Objectif a
Répondez à ces questions sur l'extrait consacré à WebLettres :
(i) Quel jour Caroline d'Atabekian est-elle intervenue au Séminaire national ?
(ii) Dans quel lieu se tenait ce séminaire ?
(iii) Quel était au départ le but de l'association de professeurs de lettres ?

☆ ☆ ☆ ☆ ☆ ☆ ☆

Caroline d’Atabekian est professeure de français, membre de l’association WebLettres. Elle est intervenue mardi 22 novembre 2011 au Séminaire national « Lire-écrire-publier à l’heure du numérique » qui se tenait à la Bibliothèque nationale de France. Elle explique ce qui fait l’originalité de la démarche de WebLettres en général et présente les activités numériques du manuel « Passeurs de textes 2de » récemment publié.
Weblettres est à l’origine une association de professeurs de lettres dont le but est de favoriser la mutualisation de ressources pédagogiques : comment ce projet est-il né ? comment fonctionne-t-il concrètement ?

☆ ☆ ☆ ☆ ☆ ☆ ☆

Objectif b
Recopiez telles quelles les lignes de la liste, de la toute première jusqu'à celle qui contient "clock[interactable]: Sun Jan", cette dernière comprise.

☆ ☆ ☆ ☆ ☆ ☆ ☆

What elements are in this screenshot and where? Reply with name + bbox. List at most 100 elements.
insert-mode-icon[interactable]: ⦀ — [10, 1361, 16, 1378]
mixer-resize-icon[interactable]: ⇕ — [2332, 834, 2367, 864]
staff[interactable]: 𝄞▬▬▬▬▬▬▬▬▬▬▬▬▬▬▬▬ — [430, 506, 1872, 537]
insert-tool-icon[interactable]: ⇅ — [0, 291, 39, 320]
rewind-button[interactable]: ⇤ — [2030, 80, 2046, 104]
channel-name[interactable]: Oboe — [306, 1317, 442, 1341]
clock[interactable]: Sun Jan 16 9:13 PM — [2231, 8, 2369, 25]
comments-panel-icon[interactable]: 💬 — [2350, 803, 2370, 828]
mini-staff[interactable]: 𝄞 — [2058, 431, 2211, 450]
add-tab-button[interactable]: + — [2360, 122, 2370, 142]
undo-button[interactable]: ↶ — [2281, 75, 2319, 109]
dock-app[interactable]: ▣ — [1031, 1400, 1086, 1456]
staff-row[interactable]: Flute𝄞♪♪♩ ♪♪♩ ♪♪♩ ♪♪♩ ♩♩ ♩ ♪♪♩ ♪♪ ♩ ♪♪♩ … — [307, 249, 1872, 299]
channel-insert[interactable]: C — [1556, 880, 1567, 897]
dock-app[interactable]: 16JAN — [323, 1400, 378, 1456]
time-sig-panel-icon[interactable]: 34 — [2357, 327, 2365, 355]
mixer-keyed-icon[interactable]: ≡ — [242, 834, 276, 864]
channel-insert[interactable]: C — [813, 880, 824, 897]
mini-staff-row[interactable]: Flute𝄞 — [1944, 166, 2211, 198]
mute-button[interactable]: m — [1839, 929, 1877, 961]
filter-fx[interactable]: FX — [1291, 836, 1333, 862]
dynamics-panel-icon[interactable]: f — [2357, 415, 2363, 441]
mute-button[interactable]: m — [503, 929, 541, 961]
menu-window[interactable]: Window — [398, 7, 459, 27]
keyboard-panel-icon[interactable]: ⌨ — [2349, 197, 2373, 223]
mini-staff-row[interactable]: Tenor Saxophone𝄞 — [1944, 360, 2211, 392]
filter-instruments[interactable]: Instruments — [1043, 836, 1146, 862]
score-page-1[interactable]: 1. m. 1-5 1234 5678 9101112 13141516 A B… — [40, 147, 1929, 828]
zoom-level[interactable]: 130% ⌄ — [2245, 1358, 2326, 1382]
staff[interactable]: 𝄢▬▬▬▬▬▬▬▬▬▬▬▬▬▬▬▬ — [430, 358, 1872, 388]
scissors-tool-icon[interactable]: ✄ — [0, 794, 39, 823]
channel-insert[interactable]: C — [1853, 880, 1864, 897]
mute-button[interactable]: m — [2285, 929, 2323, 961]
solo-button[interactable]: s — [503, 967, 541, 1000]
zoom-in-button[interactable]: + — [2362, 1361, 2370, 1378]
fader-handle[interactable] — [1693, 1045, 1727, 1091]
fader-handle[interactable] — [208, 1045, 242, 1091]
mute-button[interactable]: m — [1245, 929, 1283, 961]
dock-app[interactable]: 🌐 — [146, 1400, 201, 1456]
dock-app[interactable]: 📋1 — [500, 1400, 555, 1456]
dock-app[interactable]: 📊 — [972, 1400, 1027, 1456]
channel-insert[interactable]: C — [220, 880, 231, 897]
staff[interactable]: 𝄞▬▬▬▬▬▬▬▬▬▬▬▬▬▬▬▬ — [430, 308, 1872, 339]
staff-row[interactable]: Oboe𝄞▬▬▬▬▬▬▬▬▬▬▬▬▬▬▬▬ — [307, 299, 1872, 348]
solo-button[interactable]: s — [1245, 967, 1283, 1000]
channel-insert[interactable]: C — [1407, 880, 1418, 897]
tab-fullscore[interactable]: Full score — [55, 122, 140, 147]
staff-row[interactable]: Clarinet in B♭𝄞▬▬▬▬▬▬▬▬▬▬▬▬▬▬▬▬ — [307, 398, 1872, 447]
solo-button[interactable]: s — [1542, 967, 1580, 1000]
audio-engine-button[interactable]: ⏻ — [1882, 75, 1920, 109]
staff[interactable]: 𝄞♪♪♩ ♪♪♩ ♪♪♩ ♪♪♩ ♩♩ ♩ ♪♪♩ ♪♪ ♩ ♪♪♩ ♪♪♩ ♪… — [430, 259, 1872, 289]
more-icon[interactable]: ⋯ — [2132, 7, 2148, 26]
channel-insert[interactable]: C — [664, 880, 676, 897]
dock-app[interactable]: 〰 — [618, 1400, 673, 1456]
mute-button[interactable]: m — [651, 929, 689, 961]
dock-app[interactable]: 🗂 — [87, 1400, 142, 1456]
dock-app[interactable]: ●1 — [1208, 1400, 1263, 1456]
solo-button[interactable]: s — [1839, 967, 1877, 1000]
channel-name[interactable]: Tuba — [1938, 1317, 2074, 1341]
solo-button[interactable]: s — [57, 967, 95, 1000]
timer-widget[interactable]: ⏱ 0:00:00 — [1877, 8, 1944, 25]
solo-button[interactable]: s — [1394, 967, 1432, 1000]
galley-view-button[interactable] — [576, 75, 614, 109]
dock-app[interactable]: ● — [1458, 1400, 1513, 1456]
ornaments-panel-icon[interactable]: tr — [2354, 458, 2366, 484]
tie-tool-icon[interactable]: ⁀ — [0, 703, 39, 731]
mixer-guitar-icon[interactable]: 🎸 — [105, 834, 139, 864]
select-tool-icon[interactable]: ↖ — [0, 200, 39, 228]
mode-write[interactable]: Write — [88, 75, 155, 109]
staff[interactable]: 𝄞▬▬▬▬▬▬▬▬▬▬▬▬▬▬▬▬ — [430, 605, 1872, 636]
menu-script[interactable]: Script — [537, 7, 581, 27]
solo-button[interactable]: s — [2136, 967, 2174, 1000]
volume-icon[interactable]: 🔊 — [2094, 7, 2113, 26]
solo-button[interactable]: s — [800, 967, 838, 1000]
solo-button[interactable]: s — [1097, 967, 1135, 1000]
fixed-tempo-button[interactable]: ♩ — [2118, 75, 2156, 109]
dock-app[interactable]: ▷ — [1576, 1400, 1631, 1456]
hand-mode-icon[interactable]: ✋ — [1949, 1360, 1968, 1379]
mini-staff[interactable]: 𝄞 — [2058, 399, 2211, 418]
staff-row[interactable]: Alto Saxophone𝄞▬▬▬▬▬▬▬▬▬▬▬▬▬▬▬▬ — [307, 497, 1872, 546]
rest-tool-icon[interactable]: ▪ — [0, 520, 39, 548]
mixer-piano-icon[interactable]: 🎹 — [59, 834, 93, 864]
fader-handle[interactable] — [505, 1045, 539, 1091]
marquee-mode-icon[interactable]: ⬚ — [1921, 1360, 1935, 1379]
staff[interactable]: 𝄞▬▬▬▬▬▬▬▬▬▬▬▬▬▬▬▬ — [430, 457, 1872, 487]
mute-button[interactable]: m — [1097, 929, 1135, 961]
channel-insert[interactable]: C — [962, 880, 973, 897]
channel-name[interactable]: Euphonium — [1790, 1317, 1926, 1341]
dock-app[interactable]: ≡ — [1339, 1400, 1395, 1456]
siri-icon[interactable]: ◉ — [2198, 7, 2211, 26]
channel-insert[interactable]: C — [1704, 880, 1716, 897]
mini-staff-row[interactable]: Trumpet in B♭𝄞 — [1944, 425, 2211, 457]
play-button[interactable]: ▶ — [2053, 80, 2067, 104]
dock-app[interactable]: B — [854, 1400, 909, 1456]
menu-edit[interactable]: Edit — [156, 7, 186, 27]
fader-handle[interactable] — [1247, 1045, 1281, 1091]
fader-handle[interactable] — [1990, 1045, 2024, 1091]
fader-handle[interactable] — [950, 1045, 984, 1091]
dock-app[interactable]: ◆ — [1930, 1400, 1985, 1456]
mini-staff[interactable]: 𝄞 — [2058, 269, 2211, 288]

☆ ☆ ☆ ☆ ☆ ☆ ☆

Corrigé a
(i) Le mardi 22 novembre 2011.
(ii) À la Bibliothèque nationale de France.
(iii) Favoriser la mutualisation de ressources pédagogiques.

Corrigé b
What elements are in this screenshot and where? Reply with name + bbox. List at most 100 elements.
insert-mode-icon[interactable]: ⦀ — [10, 1361, 16, 1378]
mixer-resize-icon[interactable]: ⇕ — [2332, 834, 2367, 864]
staff[interactable]: 𝄞▬▬▬▬▬▬▬▬▬▬▬▬▬▬▬▬ — [430, 506, 1872, 537]
insert-tool-icon[interactable]: ⇅ — [0, 291, 39, 320]
rewind-button[interactable]: ⇤ — [2030, 80, 2046, 104]
channel-name[interactable]: Oboe — [306, 1317, 442, 1341]
clock[interactable]: Sun Jan 16 9:13 PM — [2231, 8, 2369, 25]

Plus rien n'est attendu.